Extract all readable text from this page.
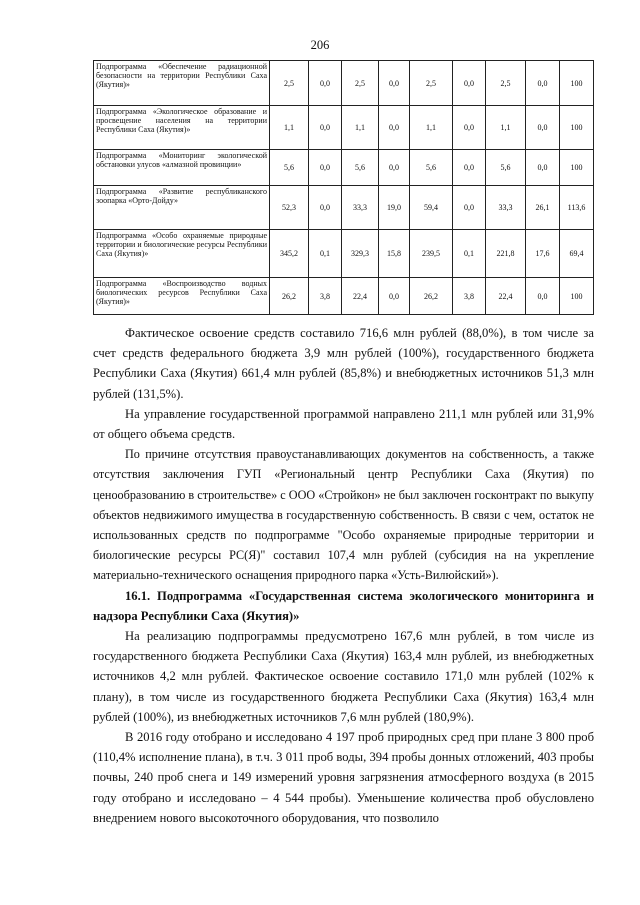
206
Подпрограмма «Обеспечение радиационной безопасности на территории Республики Саха (Якутия)»	2,5	0,0	2,5	0,0	2,5	0,0	2,5	0,0	100
Подпрограмма «Экологическое образование и просвещение населения на территории Республики Саха (Якутия)»	1,1	0,0	1,1	0,0	1,1	0,0	1,1	0,0	100
Подпрограмма «Мониторинг экологической обстановки улусов «алмазной провинции»	5,6	0,0	5,6	0,0	5,6	0,0	5,6	0,0	100
Подпрограмма «Развитие республиканского зоопарка «Орто-Дойду»	52,3	0,0	33,3	19,0	59,4	0,0	33,3	26,1	113,6
Подпрограмма «Особо охраняемые природные территории и биологические ресурсы Республики Саха (Якутия)»	345,2	0,1	329,3	15,8	239,5	0,1	221,8	17,6	69,4
Подпрограмма «Воспроизводство водных биологических ресурсов Республики Саха (Якутия)»	26,2	3,8	22,4	0,0	26,2	3,8	22,4	0,0	100

Фактическое освоение средств составило 716,6 млн рублей (88,0%), в том числе за счет средств федерального бюджета 3,9 млн рублей (100%), государственного бюджета Республики Саха (Якутия) 661,4 млн рублей (85,8%) и внебюджетных источников 51,3 млн рублей (131,5%).

На управление государственной программой направлено 211,1 млн рублей или 31,9% от общего объема средств.

По причине отсутствия правоустанавливающих документов на собственность, а также отсутствия заключения ГУП «Региональный центр Республики Саха (Якутия) по ценообразованию в строительстве» с ООО «Стройкон» не был заключен госконтракт по выкупу объектов недвижимого имущества в государственную собственность. В связи с чем, остаток не использованных средств по подпрограмме "Особо охраняемые природные территории и биологические ресурсы РС(Я)" составил 107,4 млн рублей (субсидия на на укрепление материально-технического оснащения природного парка «Усть-Вилюйский»).

16.1. Подпрограмма «Государственная система экологического мониторинга и надзора Республики Саха (Якутия)»

На реализацию подпрограммы предусмотрено 167,6 млн рублей, в том числе из государственного бюджета Республики Саха (Якутия) 163,4 млн рублей, из внебюджетных источников 4,2 млн рублей. Фактическое освоение составило 171,0 млн рублей (102% к плану), в том числе из государственного бюджета Республики Саха (Якутия) 163,4 млн рублей (100%), из внебюджетных источников 7,6 млн рублей (180,9%).

В 2016 году отобрано и исследовано 4 197 проб природных сред при плане 3 800 проб (110,4% исполнение плана), в т.ч. 3 011 проб воды, 394 пробы донных отложений, 403 пробы почвы, 240 проб снега и 149 измерений уровня загрязнения атмосферного воздуха (в 2015 году отобрано и исследовано – 4 544 пробы). Уменьшение количества проб обусловлено внедрением нового высокоточного оборудования, что позволило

PROBLEM REQUIREMENTS: Repeat the entries exactly and keep the pictures out of the copy.

RESULT BELOW:
Extract all readable text from this page.
206
Подпрограмма «Обеспечение радиационной безопасности на территории Республики Саха (Якутия)»	2,5	0,0	2,5	0,0	2,5	0,0	2,5	0,0	100
Подпрограмма «Экологическое образование и просвещение населения на территории Республики Саха (Якутия)»	1,1	0,0	1,1	0,0	1,1	0,0	1,1	0,0	100
Подпрограмма «Мониторинг экологической обстановки улусов «алмазной провинции»	5,6	0,0	5,6	0,0	5,6	0,0	5,6	0,0	100
Подпрограмма «Развитие республиканского зоопарка «Орто-Дойду»	52,3	0,0	33,3	19,0	59,4	0,0	33,3	26,1	113,6
Подпрограмма «Особо охраняемые природные территории и биологические ресурсы Республики Саха (Якутия)»	345,2	0,1	329,3	15,8	239,5	0,1	221,8	17,6	69,4
Подпрограмма «Воспроизводство водных биологических ресурсов Республики Саха (Якутия)»	26,2	3,8	22,4	0,0	26,2	3,8	22,4	0,0	100

Фактическое освоение средств составило 716,6 млн рублей (88,0%), в том числе за счет средств федерального бюджета 3,9 млн рублей (100%), государственного бюджета Республики Саха (Якутия) 661,4 млн рублей (85,8%) и внебюджетных источников 51,3 млн рублей (131,5%).

На управление государственной программой направлено 211,1 млн рублей или 31,9% от общего объема средств.

По причине отсутствия правоустанавливающих документов на собственность, а также отсутствия заключения ГУП «Региональный центр Республики Саха (Якутия) по ценообразованию в строительстве» с ООО «Стройкон» не был заключен госконтракт по выкупу объектов недвижимого имущества в государственную собственность. В связи с чем, остаток не использованных средств по подпрограмме "Особо охраняемые природные территории и биологические ресурсы РС(Я)" составил 107,4 млн рублей (субсидия на на укрепление материально-технического оснащения природного парка «Усть-Вилюйский»).

16.1. Подпрограмма «Государственная система экологического мониторинга и надзора Республики Саха (Якутия)»

На реализацию подпрограммы предусмотрено 167,6 млн рублей, в том числе из государственного бюджета Республики Саха (Якутия) 163,4 млн рублей, из внебюджетных источников 4,2 млн рублей. Фактическое освоение составило 171,0 млн рублей (102% к плану), в том числе из государственного бюджета Республики Саха (Якутия) 163,4 млн рублей (100%), из внебюджетных источников 7,6 млн рублей (180,9%).

В 2016 году отобрано и исследовано 4 197 проб природных сред при плане 3 800 проб (110,4% исполнение плана), в т.ч. 3 011 проб воды, 394 пробы донных отложений, 403 пробы почвы, 240 проб снега и 149 измерений уровня загрязнения атмосферного воздуха (в 2015 году отобрано и исследовано – 4 544 пробы). Уменьшение количества проб обусловлено внедрением нового высокоточного оборудования, что позволило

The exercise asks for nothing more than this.